Task goal:
Report back each line of the records that contains the string "grilled".

Collected data entries:
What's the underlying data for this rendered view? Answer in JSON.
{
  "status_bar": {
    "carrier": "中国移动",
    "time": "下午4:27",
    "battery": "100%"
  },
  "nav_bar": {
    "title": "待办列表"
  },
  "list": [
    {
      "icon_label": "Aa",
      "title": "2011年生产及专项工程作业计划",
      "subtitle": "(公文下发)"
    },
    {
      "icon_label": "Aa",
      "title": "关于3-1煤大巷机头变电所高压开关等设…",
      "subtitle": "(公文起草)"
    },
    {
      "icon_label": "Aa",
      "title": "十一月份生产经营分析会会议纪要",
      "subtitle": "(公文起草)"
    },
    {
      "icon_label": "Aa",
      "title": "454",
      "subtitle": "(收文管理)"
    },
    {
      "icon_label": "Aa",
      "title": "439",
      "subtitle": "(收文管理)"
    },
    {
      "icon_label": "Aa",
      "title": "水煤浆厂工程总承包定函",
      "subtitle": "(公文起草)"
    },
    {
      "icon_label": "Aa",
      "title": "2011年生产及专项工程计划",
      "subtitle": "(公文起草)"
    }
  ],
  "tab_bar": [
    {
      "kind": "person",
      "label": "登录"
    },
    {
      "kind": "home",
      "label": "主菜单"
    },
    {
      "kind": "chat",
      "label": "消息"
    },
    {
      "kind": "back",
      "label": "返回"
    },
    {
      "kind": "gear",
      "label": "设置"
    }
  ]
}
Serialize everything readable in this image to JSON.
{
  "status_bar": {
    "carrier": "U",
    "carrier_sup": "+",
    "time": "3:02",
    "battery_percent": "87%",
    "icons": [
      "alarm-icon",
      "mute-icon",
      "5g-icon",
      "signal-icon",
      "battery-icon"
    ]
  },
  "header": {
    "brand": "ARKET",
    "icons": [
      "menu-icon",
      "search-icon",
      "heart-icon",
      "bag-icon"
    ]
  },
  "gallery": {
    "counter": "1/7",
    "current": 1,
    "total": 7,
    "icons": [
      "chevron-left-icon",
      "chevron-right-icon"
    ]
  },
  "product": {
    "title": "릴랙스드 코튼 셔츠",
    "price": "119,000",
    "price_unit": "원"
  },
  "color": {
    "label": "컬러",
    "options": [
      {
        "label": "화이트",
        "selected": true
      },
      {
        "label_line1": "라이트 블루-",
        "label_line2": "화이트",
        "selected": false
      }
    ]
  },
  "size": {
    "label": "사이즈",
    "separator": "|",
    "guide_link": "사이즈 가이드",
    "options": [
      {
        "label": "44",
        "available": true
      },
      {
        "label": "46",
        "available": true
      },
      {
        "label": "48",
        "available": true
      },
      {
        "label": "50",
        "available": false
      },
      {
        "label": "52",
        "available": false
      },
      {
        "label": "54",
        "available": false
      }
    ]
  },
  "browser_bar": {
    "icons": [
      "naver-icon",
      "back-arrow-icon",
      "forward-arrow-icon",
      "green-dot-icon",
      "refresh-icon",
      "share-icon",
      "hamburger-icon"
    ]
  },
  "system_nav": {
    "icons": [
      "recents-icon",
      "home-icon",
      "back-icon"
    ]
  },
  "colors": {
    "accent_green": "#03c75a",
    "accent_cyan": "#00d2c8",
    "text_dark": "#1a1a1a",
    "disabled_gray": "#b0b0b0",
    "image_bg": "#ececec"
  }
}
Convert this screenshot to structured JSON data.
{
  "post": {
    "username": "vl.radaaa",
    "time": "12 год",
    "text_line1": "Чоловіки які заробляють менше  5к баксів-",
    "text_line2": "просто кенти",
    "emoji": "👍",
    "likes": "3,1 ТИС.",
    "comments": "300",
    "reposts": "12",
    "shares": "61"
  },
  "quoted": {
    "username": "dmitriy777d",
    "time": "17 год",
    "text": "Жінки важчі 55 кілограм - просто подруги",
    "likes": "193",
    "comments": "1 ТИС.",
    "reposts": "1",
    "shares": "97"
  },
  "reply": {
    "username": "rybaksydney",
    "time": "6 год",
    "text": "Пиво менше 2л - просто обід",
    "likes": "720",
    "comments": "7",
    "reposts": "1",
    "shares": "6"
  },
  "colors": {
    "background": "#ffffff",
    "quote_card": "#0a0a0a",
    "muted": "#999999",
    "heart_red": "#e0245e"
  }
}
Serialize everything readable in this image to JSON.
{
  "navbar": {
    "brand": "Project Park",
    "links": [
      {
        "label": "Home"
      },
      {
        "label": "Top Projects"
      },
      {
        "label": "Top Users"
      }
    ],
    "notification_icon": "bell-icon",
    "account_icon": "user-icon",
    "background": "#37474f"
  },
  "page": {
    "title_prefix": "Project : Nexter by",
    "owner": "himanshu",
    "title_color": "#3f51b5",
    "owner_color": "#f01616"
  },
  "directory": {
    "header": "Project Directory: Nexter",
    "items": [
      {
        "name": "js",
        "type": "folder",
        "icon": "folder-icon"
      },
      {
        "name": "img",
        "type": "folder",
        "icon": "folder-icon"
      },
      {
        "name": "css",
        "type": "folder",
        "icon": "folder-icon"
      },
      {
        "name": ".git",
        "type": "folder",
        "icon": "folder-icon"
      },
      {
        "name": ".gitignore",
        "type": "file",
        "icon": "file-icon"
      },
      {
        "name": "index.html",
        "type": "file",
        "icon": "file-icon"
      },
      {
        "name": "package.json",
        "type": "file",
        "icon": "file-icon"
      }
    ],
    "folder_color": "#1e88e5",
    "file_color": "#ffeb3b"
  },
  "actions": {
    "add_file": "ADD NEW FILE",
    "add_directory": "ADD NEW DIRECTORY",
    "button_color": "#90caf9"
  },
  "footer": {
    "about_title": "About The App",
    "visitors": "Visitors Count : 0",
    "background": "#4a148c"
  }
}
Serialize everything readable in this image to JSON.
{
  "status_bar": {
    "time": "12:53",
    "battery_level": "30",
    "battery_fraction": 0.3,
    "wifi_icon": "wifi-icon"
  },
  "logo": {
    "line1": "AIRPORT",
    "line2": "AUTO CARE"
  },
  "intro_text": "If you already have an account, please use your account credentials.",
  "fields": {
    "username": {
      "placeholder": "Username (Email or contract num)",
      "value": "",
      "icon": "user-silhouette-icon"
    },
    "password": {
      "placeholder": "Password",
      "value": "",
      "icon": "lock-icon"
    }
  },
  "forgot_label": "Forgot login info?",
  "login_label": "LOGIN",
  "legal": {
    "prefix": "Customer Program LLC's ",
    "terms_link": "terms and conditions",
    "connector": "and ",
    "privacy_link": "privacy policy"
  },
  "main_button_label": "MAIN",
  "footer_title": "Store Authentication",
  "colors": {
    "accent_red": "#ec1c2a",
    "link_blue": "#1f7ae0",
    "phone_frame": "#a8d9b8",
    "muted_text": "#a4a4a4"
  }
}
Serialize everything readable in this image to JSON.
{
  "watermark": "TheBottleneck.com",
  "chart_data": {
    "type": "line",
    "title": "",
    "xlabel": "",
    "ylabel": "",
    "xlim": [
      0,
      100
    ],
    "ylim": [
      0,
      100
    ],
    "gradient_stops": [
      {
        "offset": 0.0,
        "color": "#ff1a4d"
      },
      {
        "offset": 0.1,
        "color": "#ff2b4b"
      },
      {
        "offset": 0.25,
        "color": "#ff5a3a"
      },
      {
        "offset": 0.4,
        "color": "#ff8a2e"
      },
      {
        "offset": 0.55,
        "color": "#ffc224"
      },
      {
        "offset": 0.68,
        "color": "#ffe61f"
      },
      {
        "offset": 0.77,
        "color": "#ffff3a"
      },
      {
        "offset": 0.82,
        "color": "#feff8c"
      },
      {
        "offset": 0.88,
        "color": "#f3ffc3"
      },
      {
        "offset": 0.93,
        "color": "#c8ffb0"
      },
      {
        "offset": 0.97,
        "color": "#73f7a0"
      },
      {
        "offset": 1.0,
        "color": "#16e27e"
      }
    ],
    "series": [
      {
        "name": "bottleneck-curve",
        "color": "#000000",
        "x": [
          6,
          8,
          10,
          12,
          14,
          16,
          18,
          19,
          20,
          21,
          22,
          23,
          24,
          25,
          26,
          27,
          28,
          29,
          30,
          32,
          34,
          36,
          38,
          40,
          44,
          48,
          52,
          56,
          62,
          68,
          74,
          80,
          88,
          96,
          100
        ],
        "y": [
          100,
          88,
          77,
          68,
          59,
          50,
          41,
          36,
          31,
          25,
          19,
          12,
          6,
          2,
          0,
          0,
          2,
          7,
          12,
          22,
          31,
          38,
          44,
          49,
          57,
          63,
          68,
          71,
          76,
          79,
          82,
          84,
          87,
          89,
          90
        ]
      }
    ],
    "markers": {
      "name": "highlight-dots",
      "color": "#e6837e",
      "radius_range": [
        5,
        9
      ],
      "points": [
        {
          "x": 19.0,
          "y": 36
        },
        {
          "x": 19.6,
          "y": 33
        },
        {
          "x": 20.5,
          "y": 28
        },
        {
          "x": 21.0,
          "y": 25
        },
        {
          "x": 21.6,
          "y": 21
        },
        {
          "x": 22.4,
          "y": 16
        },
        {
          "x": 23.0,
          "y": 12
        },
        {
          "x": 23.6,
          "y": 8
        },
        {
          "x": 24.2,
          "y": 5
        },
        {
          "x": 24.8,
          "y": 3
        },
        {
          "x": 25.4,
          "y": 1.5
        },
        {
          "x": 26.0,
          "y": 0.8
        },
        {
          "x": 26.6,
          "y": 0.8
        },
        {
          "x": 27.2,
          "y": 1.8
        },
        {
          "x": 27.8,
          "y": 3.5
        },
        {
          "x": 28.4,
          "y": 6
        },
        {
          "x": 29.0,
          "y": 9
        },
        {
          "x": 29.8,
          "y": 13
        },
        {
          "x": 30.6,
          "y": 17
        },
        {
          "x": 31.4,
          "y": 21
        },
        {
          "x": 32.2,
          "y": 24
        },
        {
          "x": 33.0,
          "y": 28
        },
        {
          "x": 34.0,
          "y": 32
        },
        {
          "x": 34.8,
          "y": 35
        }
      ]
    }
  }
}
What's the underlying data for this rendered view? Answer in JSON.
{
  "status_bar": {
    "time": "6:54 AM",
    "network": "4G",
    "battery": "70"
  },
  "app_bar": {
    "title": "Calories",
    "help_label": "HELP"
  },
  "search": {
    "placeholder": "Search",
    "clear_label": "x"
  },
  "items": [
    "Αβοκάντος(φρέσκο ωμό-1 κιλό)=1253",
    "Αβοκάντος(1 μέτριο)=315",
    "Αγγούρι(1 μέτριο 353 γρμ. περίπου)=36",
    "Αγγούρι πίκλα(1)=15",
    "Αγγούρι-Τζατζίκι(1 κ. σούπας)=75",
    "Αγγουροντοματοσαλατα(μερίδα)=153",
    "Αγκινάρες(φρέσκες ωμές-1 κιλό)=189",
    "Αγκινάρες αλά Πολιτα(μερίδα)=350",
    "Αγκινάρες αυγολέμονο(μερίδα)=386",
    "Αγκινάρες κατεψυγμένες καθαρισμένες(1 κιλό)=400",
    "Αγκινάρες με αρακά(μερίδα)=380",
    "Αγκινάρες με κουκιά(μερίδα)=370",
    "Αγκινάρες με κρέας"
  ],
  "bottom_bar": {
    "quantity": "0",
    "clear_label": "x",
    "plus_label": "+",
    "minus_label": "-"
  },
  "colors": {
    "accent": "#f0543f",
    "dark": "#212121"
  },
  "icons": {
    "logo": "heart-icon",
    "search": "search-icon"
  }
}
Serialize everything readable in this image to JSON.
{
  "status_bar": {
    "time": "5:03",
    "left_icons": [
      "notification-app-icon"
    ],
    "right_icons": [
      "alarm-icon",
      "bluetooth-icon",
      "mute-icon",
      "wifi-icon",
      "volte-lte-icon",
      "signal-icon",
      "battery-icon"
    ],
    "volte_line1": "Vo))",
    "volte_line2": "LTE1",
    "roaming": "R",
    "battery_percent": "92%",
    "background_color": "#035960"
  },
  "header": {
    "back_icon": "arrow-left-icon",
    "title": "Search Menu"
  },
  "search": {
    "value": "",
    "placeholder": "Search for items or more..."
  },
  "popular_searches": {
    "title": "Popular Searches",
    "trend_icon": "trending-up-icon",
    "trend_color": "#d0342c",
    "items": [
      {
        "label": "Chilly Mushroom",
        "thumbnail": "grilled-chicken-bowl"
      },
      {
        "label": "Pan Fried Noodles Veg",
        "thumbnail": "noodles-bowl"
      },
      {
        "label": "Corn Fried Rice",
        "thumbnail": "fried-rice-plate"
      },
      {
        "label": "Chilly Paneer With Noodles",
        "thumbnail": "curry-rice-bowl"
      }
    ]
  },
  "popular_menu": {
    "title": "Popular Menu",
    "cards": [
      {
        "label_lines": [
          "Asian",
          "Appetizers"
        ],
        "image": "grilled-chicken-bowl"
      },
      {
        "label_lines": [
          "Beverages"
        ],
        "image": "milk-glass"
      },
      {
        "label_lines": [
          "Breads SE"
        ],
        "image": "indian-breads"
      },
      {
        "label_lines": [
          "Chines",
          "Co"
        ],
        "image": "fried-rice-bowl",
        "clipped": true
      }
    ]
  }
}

Final answer:
        "thumbnail": "grilled-chicken-bowl"
        "image": "grilled-chicken-bowl"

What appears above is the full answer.